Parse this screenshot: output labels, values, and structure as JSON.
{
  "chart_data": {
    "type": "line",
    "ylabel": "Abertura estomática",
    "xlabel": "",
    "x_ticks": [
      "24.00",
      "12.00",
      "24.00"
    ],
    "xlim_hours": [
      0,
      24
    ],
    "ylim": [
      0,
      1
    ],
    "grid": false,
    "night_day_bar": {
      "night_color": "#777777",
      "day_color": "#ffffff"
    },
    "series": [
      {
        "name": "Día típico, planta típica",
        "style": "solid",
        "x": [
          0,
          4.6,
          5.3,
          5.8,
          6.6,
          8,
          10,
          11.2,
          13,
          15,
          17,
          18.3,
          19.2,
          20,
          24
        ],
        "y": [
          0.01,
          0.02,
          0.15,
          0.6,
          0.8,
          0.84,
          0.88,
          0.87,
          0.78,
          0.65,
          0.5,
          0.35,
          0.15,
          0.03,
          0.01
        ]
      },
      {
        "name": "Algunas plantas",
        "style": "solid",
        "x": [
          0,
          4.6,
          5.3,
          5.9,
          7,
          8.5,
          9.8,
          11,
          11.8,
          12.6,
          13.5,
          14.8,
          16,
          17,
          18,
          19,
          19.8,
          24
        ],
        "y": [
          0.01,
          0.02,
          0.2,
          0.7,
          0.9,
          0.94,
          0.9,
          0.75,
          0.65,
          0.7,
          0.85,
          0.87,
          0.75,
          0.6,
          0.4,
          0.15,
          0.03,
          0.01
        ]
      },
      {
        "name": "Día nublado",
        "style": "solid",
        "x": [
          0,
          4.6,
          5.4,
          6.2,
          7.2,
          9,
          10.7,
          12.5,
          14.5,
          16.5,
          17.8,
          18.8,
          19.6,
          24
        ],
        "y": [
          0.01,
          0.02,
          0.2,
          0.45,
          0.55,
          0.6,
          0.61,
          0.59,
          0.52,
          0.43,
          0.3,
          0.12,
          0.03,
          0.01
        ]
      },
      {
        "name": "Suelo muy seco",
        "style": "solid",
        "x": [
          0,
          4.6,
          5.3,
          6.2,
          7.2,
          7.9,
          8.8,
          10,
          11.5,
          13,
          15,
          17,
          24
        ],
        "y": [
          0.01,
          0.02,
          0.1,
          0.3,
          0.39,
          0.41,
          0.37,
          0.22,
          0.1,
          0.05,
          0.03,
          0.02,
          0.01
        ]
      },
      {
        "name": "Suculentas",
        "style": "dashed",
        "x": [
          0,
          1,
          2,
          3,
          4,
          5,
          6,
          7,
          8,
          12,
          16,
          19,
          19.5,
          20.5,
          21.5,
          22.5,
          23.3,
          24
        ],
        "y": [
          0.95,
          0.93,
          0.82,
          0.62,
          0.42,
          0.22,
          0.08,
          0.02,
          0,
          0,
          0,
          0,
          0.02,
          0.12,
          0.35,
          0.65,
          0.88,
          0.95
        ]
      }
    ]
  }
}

________________________

▸ Directions for this task
List all lines in the material containing the string "name".

▸ Written answer
        "name": "Día típico, planta típica",
        "name": "Algunas plantas",
        "name": "Día nublado",
        "name": "Suelo muy seco",
        "name": "Suculentas",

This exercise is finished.